— START —
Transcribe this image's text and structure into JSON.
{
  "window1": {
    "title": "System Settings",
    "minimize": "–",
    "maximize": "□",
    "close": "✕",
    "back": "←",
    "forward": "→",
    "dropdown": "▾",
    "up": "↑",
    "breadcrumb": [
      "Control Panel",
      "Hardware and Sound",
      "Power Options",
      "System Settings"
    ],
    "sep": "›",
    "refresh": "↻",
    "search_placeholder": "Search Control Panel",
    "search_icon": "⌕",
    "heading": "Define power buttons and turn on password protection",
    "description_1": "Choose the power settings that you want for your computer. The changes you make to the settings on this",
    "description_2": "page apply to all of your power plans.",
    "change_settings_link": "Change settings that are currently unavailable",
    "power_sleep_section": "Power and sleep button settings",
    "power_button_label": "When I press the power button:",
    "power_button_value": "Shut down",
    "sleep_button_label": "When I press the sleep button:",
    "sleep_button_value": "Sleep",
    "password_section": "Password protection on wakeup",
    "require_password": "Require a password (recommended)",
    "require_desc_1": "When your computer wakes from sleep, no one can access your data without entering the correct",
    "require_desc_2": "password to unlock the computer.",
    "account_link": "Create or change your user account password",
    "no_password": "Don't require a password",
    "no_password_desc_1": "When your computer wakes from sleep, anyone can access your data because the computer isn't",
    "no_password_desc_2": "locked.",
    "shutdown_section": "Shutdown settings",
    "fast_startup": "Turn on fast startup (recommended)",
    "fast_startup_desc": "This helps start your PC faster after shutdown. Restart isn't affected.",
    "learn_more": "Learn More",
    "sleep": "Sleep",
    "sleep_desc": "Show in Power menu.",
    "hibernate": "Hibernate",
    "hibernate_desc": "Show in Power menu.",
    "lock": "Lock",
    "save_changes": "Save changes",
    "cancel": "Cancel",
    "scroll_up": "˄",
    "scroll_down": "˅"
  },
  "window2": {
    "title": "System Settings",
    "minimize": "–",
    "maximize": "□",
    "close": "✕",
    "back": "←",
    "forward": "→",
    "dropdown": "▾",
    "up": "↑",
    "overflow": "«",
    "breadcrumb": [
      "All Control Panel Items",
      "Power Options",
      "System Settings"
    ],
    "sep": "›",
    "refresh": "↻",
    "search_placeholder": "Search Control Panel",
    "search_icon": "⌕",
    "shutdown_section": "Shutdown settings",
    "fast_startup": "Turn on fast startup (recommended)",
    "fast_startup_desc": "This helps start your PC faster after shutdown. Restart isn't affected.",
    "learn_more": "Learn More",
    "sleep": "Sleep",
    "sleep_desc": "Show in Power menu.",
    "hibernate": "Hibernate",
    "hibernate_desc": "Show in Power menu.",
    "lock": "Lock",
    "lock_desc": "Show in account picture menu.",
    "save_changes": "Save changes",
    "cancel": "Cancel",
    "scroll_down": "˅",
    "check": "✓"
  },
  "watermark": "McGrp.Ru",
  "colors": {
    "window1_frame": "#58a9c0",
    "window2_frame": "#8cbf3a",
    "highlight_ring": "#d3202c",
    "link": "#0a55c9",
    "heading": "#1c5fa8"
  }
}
— END —
Prompt: The records above should all be quoted exactly, please.

Complete output:
Transcribe this image's text and structure into JSON.
{
  "window1": {
    "title": "System Settings",
    "minimize": "–",
    "maximize": "□",
    "close": "✕",
    "back": "←",
    "forward": "→",
    "dropdown": "▾",
    "up": "↑",
    "breadcrumb": [
      "Control Panel",
      "Hardware and Sound",
      "Power Options",
      "System Settings"
    ],
    "sep": "›",
    "refresh": "↻",
    "search_placeholder": "Search Control Panel",
    "search_icon": "⌕",
    "heading": "Define power buttons and turn on password protection",
    "description_1": "Choose the power settings that you want for your computer. The changes you make to the settings on this",
    "description_2": "page apply to all of your power plans.",
    "change_settings_link": "Change settings that are currently unavailable",
    "power_sleep_section": "Power and sleep button settings",
    "power_button_label": "When I press the power button:",
    "power_button_value": "Shut down",
    "sleep_button_label": "When I press the sleep button:",
    "sleep_button_value": "Sleep",
    "password_section": "Password protection on wakeup",
    "require_password": "Require a password (recommended)",
    "require_desc_1": "When your computer wakes from sleep, no one can access your data without entering the correct",
    "require_desc_2": "password to unlock the computer.",
    "account_link": "Create or change your user account password",
    "no_password": "Don't require a password",
    "no_password_desc_1": "When your computer wakes from sleep, anyone can access your data because the computer isn't",
    "no_password_desc_2": "locked.",
    "shutdown_section": "Shutdown settings",
    "fast_startup": "Turn on fast startup (recommended)",
    "fast_startup_desc": "This helps start your PC faster after shutdown. Restart isn't affected.",
    "learn_more": "Learn More",
    "sleep": "Sleep",
    "sleep_desc": "Show in Power menu.",
    "hibernate": "Hibernate",
    "hibernate_desc": "Show in Power menu.",
    "lock": "Lock",
    "save_changes": "Save changes",
    "cancel": "Cancel",
    "scroll_up": "˄",
    "scroll_down": "˅"
  },
  "window2": {
    "title": "System Settings",
    "minimize": "–",
    "maximize": "□",
    "close": "✕",
    "back": "←",
    "forward": "→",
    "dropdown": "▾",
    "up": "↑",
    "overflow": "«",
    "breadcrumb": [
      "All Control Panel Items",
      "Power Options",
      "System Settings"
    ],
    "sep": "›",
    "refresh": "↻",
    "search_placeholder": "Search Control Panel",
    "search_icon": "⌕",
    "shutdown_section": "Shutdown settings",
    "fast_startup": "Turn on fast startup (recommended)",
    "fast_startup_desc": "This helps start your PC faster after shutdown. Restart isn't affected.",
    "learn_more": "Learn More",
    "sleep": "Sleep",
    "sleep_desc": "Show in Power menu.",
    "hibernate": "Hibernate",
    "hibernate_desc": "Show in Power menu.",
    "lock": "Lock",
    "lock_desc": "Show in account picture menu.",
    "save_changes": "Save changes",
    "cancel": "Cancel",
    "scroll_down": "˅",
    "check": "✓"
  },
  "watermark": "McGrp.Ru",
  "colors": {
    "window1_frame": "#58a9c0",
    "window2_frame": "#8cbf3a",
    "highlight_ring": "#d3202c",
    "link": "#0a55c9",
    "heading": "#1c5fa8"
  }
}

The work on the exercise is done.